- [EXERCISE INSTRUCTIONS]
Drop the pictures, then extract the listing word for word.

[Dataset records on visual material]
--- Start ---

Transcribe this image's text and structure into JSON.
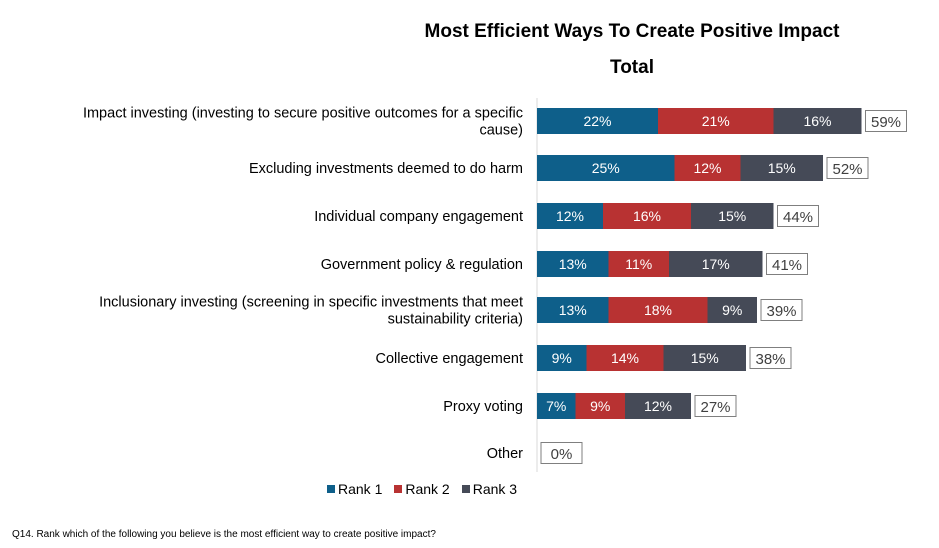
{
  "header": {
    "title": "Most Efficient Ways To Create Positive Impact",
    "subtitle": "Total"
  },
  "colors": {
    "rank1": "#0e5f8a",
    "rank2": "#b83232",
    "rank3": "#454a57",
    "total_border": "#7f7f7f"
  },
  "chart_data": {
    "type": "bar",
    "orientation": "horizontal",
    "stacked": true,
    "title": "Most Efficient Ways To Create Positive Impact",
    "subtitle": "Total",
    "categories": [
      [
        "Impact investing (investing to secure positive outcomes for a specific",
        "cause)"
      ],
      [
        "Excluding investments deemed to do harm"
      ],
      [
        "Individual company engagement "
      ],
      [
        "Government policy & regulation"
      ],
      [
        "Inclusionary investing (screening in specific investments that meet",
        "sustainability criteria)"
      ],
      [
        "Collective engagement"
      ],
      [
        "Proxy voting"
      ],
      [
        "Other"
      ]
    ],
    "series": [
      {
        "name": "Rank 1",
        "color": "#0e5f8a",
        "values": [
          22,
          25,
          12,
          13,
          13,
          9,
          7,
          0
        ]
      },
      {
        "name": "Rank 2",
        "color": "#b83232",
        "values": [
          21,
          12,
          16,
          11,
          18,
          14,
          9,
          0
        ]
      },
      {
        "name": "Rank 3",
        "color": "#454a57",
        "values": [
          16,
          15,
          15,
          17,
          9,
          15,
          12,
          0
        ]
      }
    ],
    "segment_labels": [
      [
        "22%",
        "21%",
        "16%"
      ],
      [
        "25%",
        "12%",
        "15%"
      ],
      [
        "12%",
        "16%",
        "15%"
      ],
      [
        "13%",
        "11%",
        "17%"
      ],
      [
        "13%",
        "18%",
        "9%"
      ],
      [
        "9%",
        "14%",
        "15%"
      ],
      [
        "7%",
        "9%",
        "12%"
      ],
      [
        "",
        "",
        ""
      ]
    ],
    "totals": [
      "59%",
      "52%",
      "44%",
      "41%",
      "39%",
      "38%",
      "27%",
      "0%"
    ],
    "xlim": [
      0,
      100
    ],
    "legend_position": "bottom"
  },
  "legend": {
    "items": [
      {
        "label": "Rank 1",
        "color": "#0e5f8a"
      },
      {
        "label": "Rank 2",
        "color": "#b83232"
      },
      {
        "label": "Rank 3",
        "color": "#454a57"
      }
    ]
  },
  "footnote": "Q14. Rank which of the following you believe is the most efficient way to create positive impact?"
}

--- End ---

- [OUTPUT FOR THIS TASK]
Transcribe this image's text and structure into JSON.
{
  "header": {
    "title": "Most Efficient Ways To Create Positive Impact",
    "subtitle": "Total"
  },
  "colors": {
    "rank1": "#0e5f8a",
    "rank2": "#b83232",
    "rank3": "#454a57",
    "total_border": "#7f7f7f"
  },
  "chart_data": {
    "type": "bar",
    "orientation": "horizontal",
    "stacked": true,
    "title": "Most Efficient Ways To Create Positive Impact",
    "subtitle": "Total",
    "categories": [
      [
        "Impact investing (investing to secure positive outcomes for a specific",
        "cause)"
      ],
      [
        "Excluding investments deemed to do harm"
      ],
      [
        "Individual company engagement "
      ],
      [
        "Government policy & regulation"
      ],
      [
        "Inclusionary investing (screening in specific investments that meet",
        "sustainability criteria)"
      ],
      [
        "Collective engagement"
      ],
      [
        "Proxy voting"
      ],
      [
        "Other"
      ]
    ],
    "series": [
      {
        "name": "Rank 1",
        "color": "#0e5f8a",
        "values": [
          22,
          25,
          12,
          13,
          13,
          9,
          7,
          0
        ]
      },
      {
        "name": "Rank 2",
        "color": "#b83232",
        "values": [
          21,
          12,
          16,
          11,
          18,
          14,
          9,
          0
        ]
      },
      {
        "name": "Rank 3",
        "color": "#454a57",
        "values": [
          16,
          15,
          15,
          17,
          9,
          15,
          12,
          0
        ]
      }
    ],
    "segment_labels": [
      [
        "22%",
        "21%",
        "16%"
      ],
      [
        "25%",
        "12%",
        "15%"
      ],
      [
        "12%",
        "16%",
        "15%"
      ],
      [
        "13%",
        "11%",
        "17%"
      ],
      [
        "13%",
        "18%",
        "9%"
      ],
      [
        "9%",
        "14%",
        "15%"
      ],
      [
        "7%",
        "9%",
        "12%"
      ],
      [
        "",
        "",
        ""
      ]
    ],
    "totals": [
      "59%",
      "52%",
      "44%",
      "41%",
      "39%",
      "38%",
      "27%",
      "0%"
    ],
    "xlim": [
      0,
      100
    ],
    "legend_position": "bottom"
  },
  "legend": {
    "items": [
      {
        "label": "Rank 1",
        "color": "#0e5f8a"
      },
      {
        "label": "Rank 2",
        "color": "#b83232"
      },
      {
        "label": "Rank 3",
        "color": "#454a57"
      }
    ]
  },
  "footnote": "Q14. Rank which of the following you believe is the most efficient way to create positive impact?"
}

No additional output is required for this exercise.